Pull out all lines from the listing below in which the word "Keselamatan" appears.

» **RECORDS FOR THE EXERCISE**
* * * * *

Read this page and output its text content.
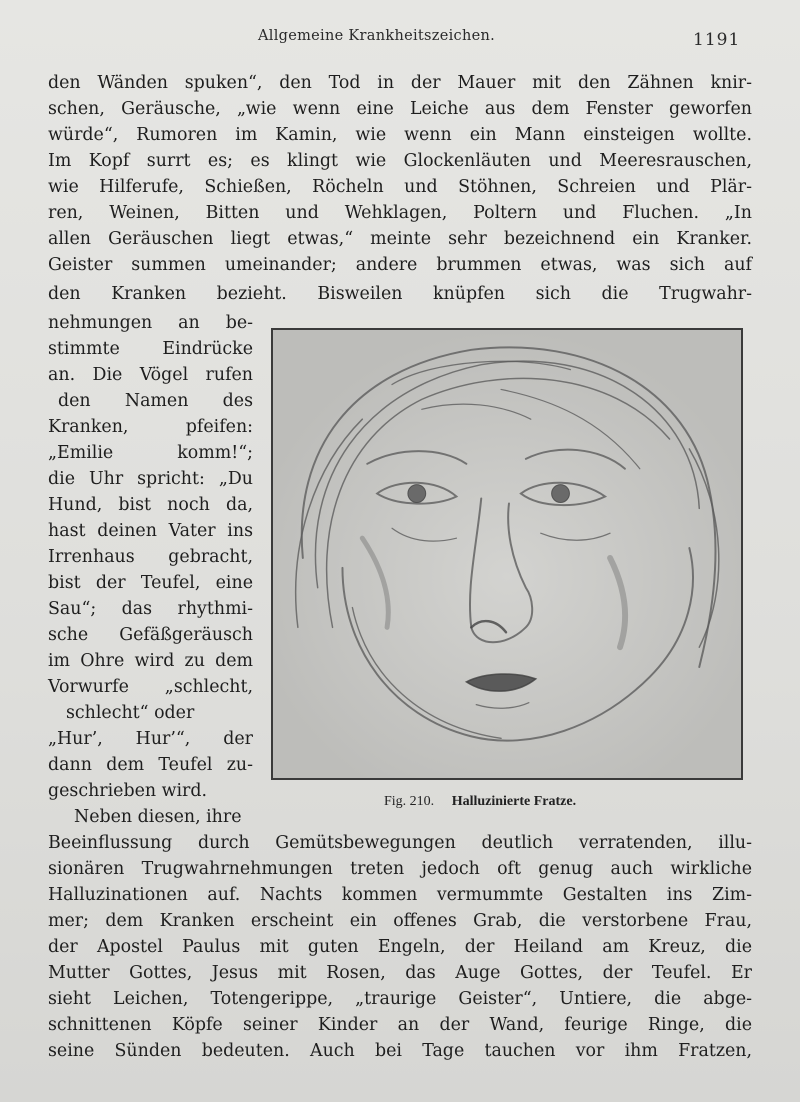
Allgemeine Krankheitszeichen.	1191
den Wänden spuken“, den Tod in der Mauer mit den Zähnen knir-
schen, Geräusche, „wie wenn eine Leiche aus dem Fenster geworfen
würde“, Rumoren im Kamin, wie wenn ein Mann einsteigen wollte.
Im Kopf surrt es; es klingt wie Glockenläuten und Meeresrauschen,
wie Hilferufe, Schießen, Röcheln und Stöhnen, Schreien und Plär-
ren, Weinen, Bitten und Wehklagen, Poltern und Fluchen. „In
allen Geräuschen liegt etwas,“ meinte sehr bezeichnend ein Kranker.
Geister summen umeinander; andere brummen etwas, was sich auf
den Kranken bezieht. Bisweilen knüpfen sich die Trugwahr-
nehmungen an be-
stimmte Eindrücke
an. Die Vögel rufen
den Namen des
Kranken, pfeifen:
„Emilie komm!“;
die Uhr spricht: „Du
Hund, bist noch da,
hast deinen Vater ins
Irrenhaus gebracht,
bist der Teufel, eine
Sau“; das rhythmi-
sche Gefäßgeräusch
im Ohre wird zu dem
Vorwurfe „schlecht,
schlecht“ oder
„Hur’, Hur’“, der
dann dem Teufel zu-
geschrieben wird.
Neben diesen, ihre
Fig. 210. Halluzinierte Fratze.
Beeinflussung durch Gemütsbewegungen deutlich verratenden, illu-
sionären Trugwahrnehmungen treten jedoch oft genug auch wirkliche
Halluzinationen auf. Nachts kommen vermummte Gestalten ins Zim-
mer; dem Kranken erscheint ein offenes Grab, die verstorbene Frau,
der Apostel Paulus mit guten Engeln, der Heiland am Kreuz, die
Mutter Gottes, Jesus mit Rosen, das Auge Gottes, der Teufel. Er
sieht Leichen, Totengerippe, „traurige Geister“, Untiere, die abge-
schnittenen Köpfe seiner Kinder an der Wand, feurige Ringe, die
seine Sünden bedeuten. Auch bei Tage tauchen vor ihm Fratzen,
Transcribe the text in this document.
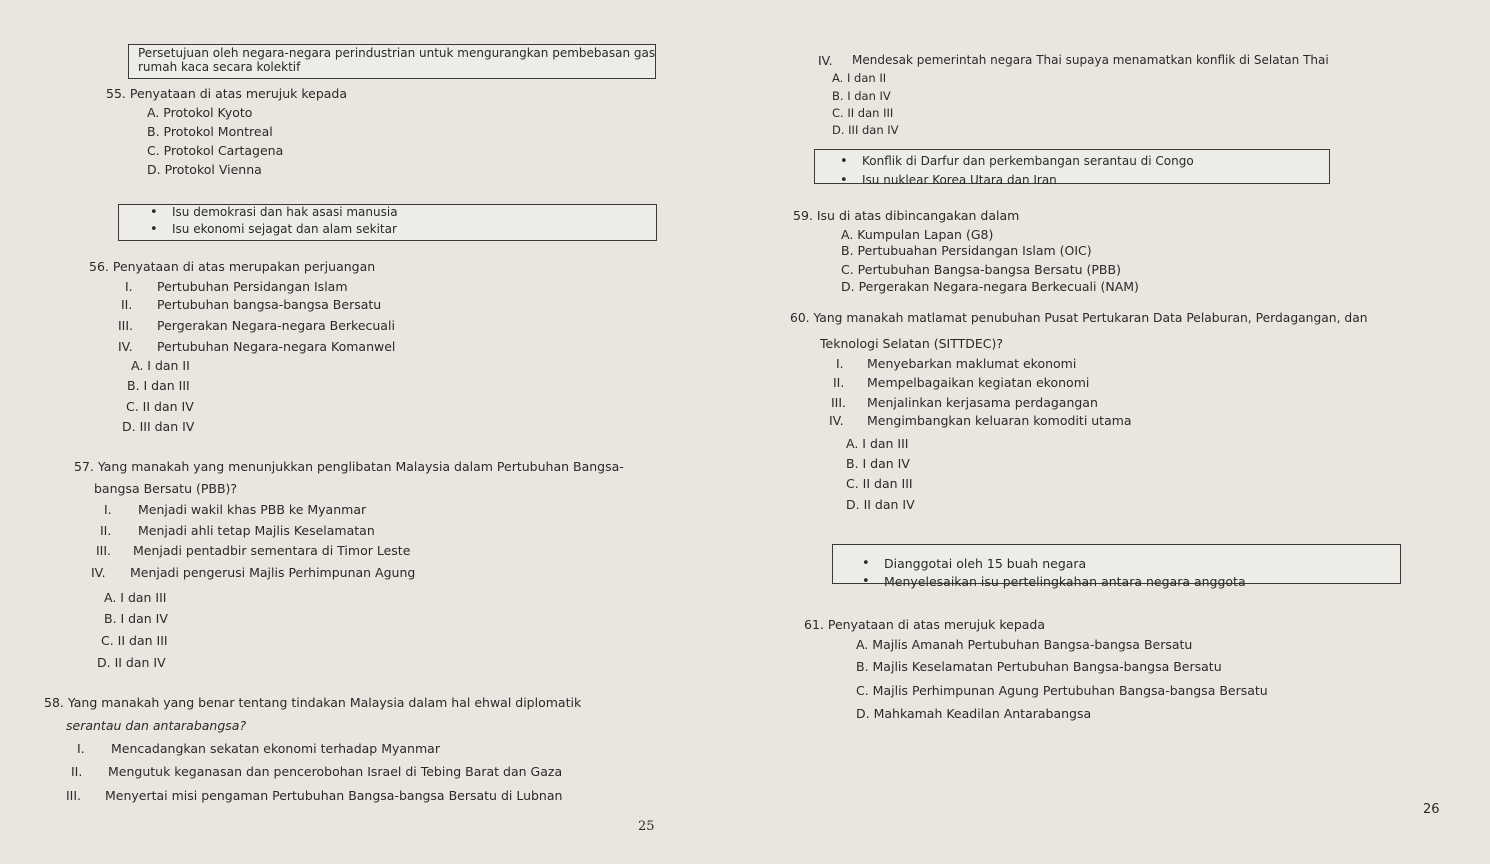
Persetujuan oleh negara-negara perindustrian untuk mengurangkan pembebasan gas
rumah kaca secara kolektif
55. Penyataan di atas merujuk kepada
A. Protokol Kyoto
B. Protokol Montreal
C. Protokol Cartagena
D. Protokol Vienna
• Isu demokrasi dan hak asasi manusia
• Isu ekonomi sejagat dan alam sekitar
56. Penyataan di atas merupakan perjuangan
I. Pertubuhan Persidangan Islam
II. Pertubuhan bangsa-bangsa Bersatu
III. Pergerakan Negara-negara Berkecuali
IV. Pertubuhan Negara-negara Komanwel
A. I dan II
B. I dan III
C. II dan IV
D. III dan IV
57. Yang manakah yang menunjukkan penglibatan Malaysia dalam Pertubuhan Bangsa-
bangsa Bersatu (PBB)?
I. Menjadi wakil khas PBB ke Myanmar
II. Menjadi ahli tetap Majlis Keselamatan
III. Menjadi pentadbir sementara di Timor Leste
IV. Menjadi pengerusi Majlis Perhimpunan Agung
A. I dan III
B. I dan IV
C. II dan III
D. II dan IV
58. Yang manakah yang benar tentang tindakan Malaysia dalam hal ehwal diplomatik
serantau dan antarabangsa?
I. Mencadangkan sekatan ekonomi terhadap Myanmar
II. Mengutuk keganasan dan pencerobohan Israel di Tebing Barat dan Gaza
III. Menyertai misi pengaman Pertubuhan Bangsa-bangsa Bersatu di Lubnan
25
IV. Mendesak pemerintah negara Thai supaya menamatkan konflik di Selatan Thai
A. I dan II
B. I dan IV
C. II dan III
D. III dan IV
• Konflik di Darfur dan perkembangan serantau di Congo
• Isu nuklear Korea Utara dan Iran
59. Isu di atas dibincangakan dalam
A. Kumpulan Lapan (G8)
B. Pertubuahan Persidangan Islam (OIC)
C. Pertubuhan Bangsa-bangsa Bersatu (PBB)
D. Pergerakan Negara-negara Berkecuali (NAM)
60. Yang manakah matlamat penubuhan Pusat Pertukaran Data Pelaburan, Perdagangan, dan
Teknologi Selatan (SITTDEC)?
I. Menyebarkan maklumat ekonomi
II. Mempelbagaikan kegiatan ekonomi
III. Menjalinkan kerjasama perdagangan
IV. Mengimbangkan keluaran komoditi utama
A. I dan III
B. I dan IV
C. II dan III
D. II dan IV
• Dianggotai oleh 15 buah negara
• Menyelesaikan isu pertelingkahan antara negara anggota
61. Penyataan di atas merujuk kepada
A. Majlis Amanah Pertubuhan Bangsa-bangsa Bersatu
B. Majlis Keselamatan Pertubuhan Bangsa-bangsa Bersatu
C. Majlis Perhimpunan Agung Pertubuhan Bangsa-bangsa Bersatu
D. Mahkamah Keadilan Antarabangsa
26
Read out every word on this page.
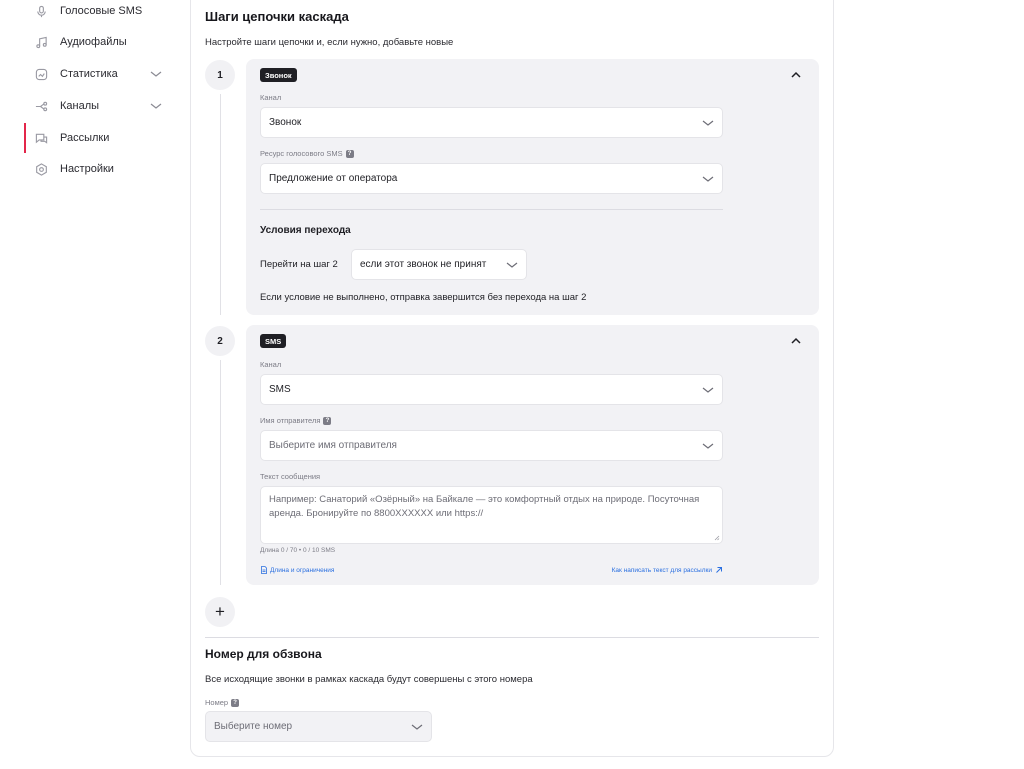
Голосовые SMS
Аудиофайлы
Статистика
Каналы
Рассылки
Настройки
Шаги цепочки каскада
Настройте шаги цепочки и, если нужно, добавьте новые
1	Звонок
Канал
Звонок
Ресурс голосового SMS ?
Предложение от оператора
Условия перехода
Перейти на шаг 2 если этот звонок не принят
Если условие не выполнено, отправка завершится без перехода на шаг 2
2	SMS
Канал
SMS
Имя отправителя ?
Выберите имя отправителя
Текст сообщения
Например: Санаторий «Озёрный» на Байкале — это комфортный отдых на природе. Посуточная аренда. Бронируйте по 8800XXXXXX или https://
Длина 0 / 70 • 0 / 10 SMS
Длина и ограничения	Как написать текст для рассылки
+
Номер для обзвона
Все исходящие звонки в рамках каскада будут совершены с этого номера
Номер ?
Выберите номер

* * * * *

» **EXERCISE SOLUTION**
II. Menjadi ahli tetap Majlis Keselamatan
B. Majlis Keselamatan Pertubuhan Bangsa-bangsa Bersatu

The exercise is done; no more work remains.